> Estratto scelto
***

È una condizione che vale soprattutto per le giovani donne cinesi. Secondo Jiang Yalin, autrice della newsletter Following The Yuan, «la maggior parte degli uomini cinesi non ha motivo di rifuggire dal matrimonio, visto che i valori della società restano a loro favore. In una società patriarcale come quella cinese ci si aspettava che le donne avessero figli, li allevassero, si occupassero delle faccende domestiche e tollerassero la disuguaglianza di genere». Oggi, invece, sempre più donne cinesi hanno un proprio reddito e una loro carriera, e non vedono la possibilità di trovare un partner come una necessità primaria.

Stando ai dati del settimo censimento della popolazione cinese, rilasciati nel 2021, in Cina ci sono almeno 200 milioni di adulti single e 125 milioni di famiglie composte da un solo individuo. Si tratta del 25% del totale delle famiglie cinesi, un valore molto più alto rispetto a quelli registrati in passato (le famiglie di single erano l’8,3% nel 2000 e il 13,9% nel 2010). Secondo le proiezioni, in termini assoluti il dato dovrebbe crescere a 150-200 milioni di famiglie composte da single entro il 2030, superando il 30% del totale. La prospettiva preoccupa molto il governo cinese, che sta cercando da anni di invertire il calo demografico con incentivi, sussidi e investimenti nei settori legati alla natalità. Per ora senza grandi risultati.

Al di là dei timori di Pechino, negli ultimi anni è stata prodotta varia letteratura scientifica sulla vita solitaria dei cinesi, soprattutto nel ramo della psicologia. Diversi studi hanno collegato solitudine e malattie croniche, ansia, depressione, disagio sociale e in alcuni casi aggressività. Vale sia per le persone più anziane (oltre il 30% degli over 55 cinesi dice di essersi sentito solo negli ultimi anni) che per adulti e bambini

L’attenzione della comunità scientifica riguardo la solitudine dei cinesi si è sviluppata a partire dagli anni Ottanta, specialmente in rapporto all’introduzione della politica del figlio unico, ma secondo una ricerca del 2022 la correlazione tra le due cose non è poi così scontata: non è detto che la generazione di figli unici sia più sola perché fatta di figli unici, insomma. Entrano in gioco piuttosto altri fattori, come quelli tecnologici, culturali, sociali e di genere. E mentre gli studiosi cercano una spiegazione del fenomeno e delle sue conseguenze, agli investitori interessa poco, e il mercato si adatta. 

Da anni si è ormai sviluppata la cosiddetta “economia della solitudine”, con prodotti e servizi pensati appositamente per i single, dalle mini-cabine del karaoke ai chatbot a intelligenza artificiale generativa che simulano le risposte di personaggi di fantasia, amici o amanti, passando per chi trova lavoro come pei liao (péiliáo, 陪聊), cioè compagno o compagna di conversazione. Si tratta di persone che vengono pagate dai single, tendenzialmente a ore, per dare loro consigli, supporto o semplicemente per chattare. Delle sorta di amici di penna virtuali, però a libro paga.

***

> Verifica la comprensione
1/ Indica se queste affermazioni concordano con l'estratto. Rispondi sì o no e cita le parole decisive dell'estratto: (a) nel 2010 le famiglie di single erano il 13,9% del totale; (b) secondo una ricerca del 2022 è certo che la generazione di figli unici sia più sola perché fatta di figli unici; (c) i pei liao vengono pagati di solito a ore.
2/ Rispondi a queste domande in base all'estratto:
(a) Chi è l'autrice della newsletter Following The Yuan?
(b) In quale anno sono stati rilasciati i dati del settimo censimento della popolazione cinese?
(c) Quale quota degli over 55 cinesi dice di essersi sentita sola negli ultimi anni?

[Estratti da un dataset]
***

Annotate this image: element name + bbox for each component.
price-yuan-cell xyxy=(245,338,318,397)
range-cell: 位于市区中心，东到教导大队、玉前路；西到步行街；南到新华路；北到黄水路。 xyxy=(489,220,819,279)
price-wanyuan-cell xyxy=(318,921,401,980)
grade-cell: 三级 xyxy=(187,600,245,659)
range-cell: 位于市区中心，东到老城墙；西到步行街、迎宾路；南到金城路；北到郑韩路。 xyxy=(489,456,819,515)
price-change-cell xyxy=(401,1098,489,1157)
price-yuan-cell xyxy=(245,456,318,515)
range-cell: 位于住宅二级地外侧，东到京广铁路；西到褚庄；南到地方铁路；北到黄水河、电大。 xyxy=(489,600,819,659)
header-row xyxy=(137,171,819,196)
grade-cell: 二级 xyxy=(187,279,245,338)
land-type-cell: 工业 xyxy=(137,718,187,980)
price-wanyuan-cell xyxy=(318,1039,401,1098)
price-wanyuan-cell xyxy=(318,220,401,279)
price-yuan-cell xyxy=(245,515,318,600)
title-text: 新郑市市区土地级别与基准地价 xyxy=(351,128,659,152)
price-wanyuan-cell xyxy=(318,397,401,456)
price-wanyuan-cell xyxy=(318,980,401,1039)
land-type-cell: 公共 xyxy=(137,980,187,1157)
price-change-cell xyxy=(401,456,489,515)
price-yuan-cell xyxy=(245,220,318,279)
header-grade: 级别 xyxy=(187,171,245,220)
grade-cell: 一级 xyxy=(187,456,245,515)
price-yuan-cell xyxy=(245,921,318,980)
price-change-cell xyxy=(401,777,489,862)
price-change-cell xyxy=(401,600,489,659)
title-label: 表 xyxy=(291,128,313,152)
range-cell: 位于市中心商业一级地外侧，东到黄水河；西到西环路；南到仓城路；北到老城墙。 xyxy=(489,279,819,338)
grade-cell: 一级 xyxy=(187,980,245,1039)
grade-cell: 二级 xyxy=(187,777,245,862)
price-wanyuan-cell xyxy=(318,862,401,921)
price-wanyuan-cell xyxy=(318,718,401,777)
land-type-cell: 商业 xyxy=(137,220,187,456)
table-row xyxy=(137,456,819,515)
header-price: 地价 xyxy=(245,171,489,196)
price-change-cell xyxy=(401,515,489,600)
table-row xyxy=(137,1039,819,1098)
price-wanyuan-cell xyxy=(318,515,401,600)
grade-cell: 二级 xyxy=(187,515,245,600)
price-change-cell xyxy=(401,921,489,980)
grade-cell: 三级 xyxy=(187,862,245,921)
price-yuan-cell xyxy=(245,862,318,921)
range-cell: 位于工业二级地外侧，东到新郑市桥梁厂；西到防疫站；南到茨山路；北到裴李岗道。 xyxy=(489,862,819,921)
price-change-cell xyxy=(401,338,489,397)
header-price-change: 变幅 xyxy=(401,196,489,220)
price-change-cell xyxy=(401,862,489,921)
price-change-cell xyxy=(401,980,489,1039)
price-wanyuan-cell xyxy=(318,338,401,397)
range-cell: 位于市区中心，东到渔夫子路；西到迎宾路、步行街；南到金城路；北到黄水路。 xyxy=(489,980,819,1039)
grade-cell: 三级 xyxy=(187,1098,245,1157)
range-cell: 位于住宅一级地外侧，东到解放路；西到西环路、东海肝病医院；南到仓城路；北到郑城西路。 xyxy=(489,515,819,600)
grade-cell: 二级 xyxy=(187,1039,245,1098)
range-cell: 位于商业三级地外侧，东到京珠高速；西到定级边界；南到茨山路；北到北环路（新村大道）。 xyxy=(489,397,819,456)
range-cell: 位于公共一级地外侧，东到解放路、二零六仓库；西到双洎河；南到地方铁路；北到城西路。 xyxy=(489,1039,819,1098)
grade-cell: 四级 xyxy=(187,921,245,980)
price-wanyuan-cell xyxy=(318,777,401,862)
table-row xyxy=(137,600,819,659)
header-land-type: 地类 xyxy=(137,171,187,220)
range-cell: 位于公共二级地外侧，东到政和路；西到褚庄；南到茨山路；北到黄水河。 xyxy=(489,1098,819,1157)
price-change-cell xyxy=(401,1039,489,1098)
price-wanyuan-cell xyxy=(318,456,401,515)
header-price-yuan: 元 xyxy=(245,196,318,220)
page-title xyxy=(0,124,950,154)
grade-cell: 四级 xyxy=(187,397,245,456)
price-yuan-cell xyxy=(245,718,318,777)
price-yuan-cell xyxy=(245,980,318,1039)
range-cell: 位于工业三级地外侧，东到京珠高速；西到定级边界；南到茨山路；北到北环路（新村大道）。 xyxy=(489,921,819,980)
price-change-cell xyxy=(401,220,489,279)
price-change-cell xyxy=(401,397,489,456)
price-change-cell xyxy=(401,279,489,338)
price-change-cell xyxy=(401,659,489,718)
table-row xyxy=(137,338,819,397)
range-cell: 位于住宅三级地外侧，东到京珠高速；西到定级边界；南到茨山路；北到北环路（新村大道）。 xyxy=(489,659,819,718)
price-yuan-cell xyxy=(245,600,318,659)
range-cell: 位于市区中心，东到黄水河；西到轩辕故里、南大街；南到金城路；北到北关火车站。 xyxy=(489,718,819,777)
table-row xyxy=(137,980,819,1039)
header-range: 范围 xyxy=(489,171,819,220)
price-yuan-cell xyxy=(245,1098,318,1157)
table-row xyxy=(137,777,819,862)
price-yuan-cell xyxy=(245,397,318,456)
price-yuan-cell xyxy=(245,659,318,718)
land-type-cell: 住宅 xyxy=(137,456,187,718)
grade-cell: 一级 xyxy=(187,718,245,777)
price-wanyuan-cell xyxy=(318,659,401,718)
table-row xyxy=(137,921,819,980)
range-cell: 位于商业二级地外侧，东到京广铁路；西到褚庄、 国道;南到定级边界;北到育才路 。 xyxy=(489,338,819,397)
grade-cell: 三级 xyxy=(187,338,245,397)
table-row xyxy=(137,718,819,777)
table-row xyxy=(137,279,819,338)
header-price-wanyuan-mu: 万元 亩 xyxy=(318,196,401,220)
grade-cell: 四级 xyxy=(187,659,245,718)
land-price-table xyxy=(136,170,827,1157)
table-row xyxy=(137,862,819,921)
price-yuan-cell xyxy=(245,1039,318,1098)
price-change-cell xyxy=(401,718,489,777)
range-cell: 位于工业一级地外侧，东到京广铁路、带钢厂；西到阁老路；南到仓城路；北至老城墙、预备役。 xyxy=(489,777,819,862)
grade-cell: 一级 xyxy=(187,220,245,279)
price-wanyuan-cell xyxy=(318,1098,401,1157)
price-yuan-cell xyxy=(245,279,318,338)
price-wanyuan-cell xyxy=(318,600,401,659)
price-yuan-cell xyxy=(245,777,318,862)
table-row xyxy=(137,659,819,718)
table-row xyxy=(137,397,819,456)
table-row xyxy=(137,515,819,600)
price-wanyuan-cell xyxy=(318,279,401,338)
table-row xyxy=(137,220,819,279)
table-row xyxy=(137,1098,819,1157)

***

> Soluzioni degli esercizi
1/
(a) Sì: «il 13,9% nel 2010».
(b) No: «la correlazione tra le due cose non è poi così scontata».
(c) Sì: «tendenzialmente a ore».

2/
(a) Jiang Yalin.
(b) Nel 2021.
(c) Oltre il 30%.